--- START ENTRIES ---
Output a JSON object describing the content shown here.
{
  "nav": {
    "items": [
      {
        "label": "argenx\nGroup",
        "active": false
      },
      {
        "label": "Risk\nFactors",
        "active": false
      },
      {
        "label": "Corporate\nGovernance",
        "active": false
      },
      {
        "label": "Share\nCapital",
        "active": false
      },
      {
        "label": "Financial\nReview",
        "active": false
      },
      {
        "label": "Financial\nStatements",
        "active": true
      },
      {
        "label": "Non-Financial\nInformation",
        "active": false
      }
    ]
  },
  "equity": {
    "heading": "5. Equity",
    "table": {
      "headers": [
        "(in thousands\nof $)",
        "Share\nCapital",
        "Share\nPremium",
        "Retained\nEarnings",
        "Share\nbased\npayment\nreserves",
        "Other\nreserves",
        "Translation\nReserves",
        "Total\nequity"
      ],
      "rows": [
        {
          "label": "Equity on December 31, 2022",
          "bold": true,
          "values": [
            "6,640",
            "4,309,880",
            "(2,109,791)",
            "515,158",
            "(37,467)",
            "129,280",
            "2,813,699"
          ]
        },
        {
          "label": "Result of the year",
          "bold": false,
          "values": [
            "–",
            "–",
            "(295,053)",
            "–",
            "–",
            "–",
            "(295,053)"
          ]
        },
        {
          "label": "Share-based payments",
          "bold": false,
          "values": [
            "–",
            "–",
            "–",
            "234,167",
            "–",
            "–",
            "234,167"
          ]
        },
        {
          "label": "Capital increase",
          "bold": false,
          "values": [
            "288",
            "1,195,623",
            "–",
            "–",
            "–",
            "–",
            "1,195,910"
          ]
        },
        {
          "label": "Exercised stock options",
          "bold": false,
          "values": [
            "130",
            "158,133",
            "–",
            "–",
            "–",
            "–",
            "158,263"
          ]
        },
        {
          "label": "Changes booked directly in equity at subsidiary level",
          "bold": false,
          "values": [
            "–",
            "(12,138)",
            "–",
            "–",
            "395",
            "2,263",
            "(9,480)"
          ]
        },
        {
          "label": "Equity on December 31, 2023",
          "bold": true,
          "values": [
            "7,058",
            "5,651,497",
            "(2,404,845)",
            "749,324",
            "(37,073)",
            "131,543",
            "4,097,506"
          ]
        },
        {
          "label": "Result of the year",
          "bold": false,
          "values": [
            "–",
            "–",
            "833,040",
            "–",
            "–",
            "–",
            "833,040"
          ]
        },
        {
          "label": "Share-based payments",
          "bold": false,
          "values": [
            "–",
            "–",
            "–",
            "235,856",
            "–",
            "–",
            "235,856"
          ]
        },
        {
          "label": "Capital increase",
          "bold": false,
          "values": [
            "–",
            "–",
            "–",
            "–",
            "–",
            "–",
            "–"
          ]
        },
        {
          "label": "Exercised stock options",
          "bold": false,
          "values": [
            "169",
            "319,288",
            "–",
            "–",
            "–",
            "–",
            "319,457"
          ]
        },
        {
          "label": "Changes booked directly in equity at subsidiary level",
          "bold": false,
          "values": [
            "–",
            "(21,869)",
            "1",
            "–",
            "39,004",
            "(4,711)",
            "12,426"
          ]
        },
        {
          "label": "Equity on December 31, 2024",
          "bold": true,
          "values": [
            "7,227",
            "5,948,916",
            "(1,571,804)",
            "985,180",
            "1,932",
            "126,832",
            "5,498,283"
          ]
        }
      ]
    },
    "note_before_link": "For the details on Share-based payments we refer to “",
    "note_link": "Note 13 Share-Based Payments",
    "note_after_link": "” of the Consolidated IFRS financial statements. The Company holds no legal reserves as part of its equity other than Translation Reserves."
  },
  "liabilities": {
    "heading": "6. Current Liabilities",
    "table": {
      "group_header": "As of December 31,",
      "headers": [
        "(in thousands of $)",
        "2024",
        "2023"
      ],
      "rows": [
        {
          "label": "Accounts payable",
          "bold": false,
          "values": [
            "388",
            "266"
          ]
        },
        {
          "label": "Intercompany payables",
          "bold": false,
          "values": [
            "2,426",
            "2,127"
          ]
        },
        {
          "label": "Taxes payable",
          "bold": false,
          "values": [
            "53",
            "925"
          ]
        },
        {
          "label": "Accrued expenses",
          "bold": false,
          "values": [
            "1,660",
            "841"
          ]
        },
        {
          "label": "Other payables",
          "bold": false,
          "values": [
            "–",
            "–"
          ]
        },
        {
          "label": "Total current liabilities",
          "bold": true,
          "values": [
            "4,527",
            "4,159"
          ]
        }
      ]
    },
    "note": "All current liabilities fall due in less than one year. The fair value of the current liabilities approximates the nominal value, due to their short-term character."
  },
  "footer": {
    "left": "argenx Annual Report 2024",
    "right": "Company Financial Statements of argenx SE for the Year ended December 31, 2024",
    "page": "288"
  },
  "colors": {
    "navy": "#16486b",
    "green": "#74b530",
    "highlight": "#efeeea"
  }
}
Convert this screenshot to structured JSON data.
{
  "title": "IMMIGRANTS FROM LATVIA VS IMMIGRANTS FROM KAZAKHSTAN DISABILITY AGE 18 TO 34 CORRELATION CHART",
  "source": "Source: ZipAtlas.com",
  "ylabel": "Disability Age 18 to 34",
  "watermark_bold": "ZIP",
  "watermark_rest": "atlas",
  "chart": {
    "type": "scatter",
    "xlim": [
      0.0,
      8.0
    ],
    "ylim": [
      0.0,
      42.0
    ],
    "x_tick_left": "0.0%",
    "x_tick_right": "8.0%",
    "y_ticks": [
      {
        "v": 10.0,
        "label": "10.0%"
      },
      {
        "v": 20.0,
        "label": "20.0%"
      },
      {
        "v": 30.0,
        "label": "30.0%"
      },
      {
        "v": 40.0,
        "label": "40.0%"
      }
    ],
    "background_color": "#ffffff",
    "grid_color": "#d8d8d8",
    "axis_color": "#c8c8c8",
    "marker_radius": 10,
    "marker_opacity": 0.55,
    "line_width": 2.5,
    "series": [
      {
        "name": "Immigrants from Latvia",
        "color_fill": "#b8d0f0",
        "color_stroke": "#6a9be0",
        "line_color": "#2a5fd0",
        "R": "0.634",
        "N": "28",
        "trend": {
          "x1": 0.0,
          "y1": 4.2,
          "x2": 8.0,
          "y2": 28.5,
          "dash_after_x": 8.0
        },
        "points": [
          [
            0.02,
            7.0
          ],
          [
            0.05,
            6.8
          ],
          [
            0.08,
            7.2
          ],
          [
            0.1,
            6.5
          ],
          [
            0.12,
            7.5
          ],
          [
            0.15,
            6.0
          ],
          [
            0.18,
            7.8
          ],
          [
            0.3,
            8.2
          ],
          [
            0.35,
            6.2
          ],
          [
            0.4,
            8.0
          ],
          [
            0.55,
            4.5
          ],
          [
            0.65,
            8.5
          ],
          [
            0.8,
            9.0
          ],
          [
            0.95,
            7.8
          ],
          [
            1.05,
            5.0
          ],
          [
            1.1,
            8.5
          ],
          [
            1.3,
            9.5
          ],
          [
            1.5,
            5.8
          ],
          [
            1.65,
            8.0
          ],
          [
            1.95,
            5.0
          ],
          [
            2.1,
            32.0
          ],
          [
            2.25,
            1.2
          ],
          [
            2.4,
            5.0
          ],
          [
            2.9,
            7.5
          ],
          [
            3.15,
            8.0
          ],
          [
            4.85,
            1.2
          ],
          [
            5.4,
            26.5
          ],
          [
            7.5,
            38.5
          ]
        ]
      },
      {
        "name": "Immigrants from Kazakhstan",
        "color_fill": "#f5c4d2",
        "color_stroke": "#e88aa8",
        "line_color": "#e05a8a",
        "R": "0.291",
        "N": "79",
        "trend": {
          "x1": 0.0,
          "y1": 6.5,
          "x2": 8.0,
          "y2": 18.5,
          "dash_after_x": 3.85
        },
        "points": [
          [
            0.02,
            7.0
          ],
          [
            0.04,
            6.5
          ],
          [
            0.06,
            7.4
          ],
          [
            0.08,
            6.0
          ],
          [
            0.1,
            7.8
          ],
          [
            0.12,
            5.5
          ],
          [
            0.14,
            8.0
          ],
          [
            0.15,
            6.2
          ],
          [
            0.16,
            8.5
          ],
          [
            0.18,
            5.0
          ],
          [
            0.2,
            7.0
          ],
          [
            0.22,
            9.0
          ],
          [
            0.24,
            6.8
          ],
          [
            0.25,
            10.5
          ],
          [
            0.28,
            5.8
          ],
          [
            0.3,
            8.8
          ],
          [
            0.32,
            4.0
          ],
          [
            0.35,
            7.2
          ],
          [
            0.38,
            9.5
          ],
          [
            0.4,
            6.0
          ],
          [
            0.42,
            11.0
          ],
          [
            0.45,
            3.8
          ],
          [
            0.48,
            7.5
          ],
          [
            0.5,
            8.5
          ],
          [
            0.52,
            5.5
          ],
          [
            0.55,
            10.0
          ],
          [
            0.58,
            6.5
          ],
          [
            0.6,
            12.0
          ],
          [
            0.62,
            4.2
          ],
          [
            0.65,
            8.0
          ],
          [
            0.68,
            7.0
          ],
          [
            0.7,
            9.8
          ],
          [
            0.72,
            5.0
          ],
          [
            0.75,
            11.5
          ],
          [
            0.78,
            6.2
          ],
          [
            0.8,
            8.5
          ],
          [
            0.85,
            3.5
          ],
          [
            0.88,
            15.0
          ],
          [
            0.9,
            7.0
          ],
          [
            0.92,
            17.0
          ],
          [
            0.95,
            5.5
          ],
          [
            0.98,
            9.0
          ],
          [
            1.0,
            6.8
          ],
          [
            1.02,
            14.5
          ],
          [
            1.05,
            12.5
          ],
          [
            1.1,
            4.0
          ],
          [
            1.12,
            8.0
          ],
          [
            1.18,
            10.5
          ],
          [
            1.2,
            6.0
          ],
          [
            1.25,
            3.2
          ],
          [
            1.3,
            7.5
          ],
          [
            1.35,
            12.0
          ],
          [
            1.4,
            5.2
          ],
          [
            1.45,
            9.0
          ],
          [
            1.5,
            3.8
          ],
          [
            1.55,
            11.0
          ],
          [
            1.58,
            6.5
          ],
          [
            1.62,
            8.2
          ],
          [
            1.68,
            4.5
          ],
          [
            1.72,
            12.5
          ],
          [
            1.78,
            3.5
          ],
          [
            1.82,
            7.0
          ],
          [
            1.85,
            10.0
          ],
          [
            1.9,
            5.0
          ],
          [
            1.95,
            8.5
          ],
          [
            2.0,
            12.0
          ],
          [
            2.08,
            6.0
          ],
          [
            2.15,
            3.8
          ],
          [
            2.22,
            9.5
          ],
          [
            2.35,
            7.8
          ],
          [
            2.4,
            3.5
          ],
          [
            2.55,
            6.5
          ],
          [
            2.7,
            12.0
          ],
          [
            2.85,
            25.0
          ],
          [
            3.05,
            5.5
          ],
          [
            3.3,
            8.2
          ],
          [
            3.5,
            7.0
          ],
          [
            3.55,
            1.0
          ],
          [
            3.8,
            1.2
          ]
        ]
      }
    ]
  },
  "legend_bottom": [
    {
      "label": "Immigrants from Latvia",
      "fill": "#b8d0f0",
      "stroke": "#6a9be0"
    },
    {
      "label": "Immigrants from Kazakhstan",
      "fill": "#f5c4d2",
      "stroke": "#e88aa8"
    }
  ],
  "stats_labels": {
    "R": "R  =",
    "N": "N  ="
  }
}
--- END ENTRIES ---
**GIVEN REQUEST**
For this exercise, gather every line of the data that contains the word "name".

**RESULT FOR THIS TASK**
        "name": "Immigrants from Latvia",
        "name": "Immigrants from Kazakhstan",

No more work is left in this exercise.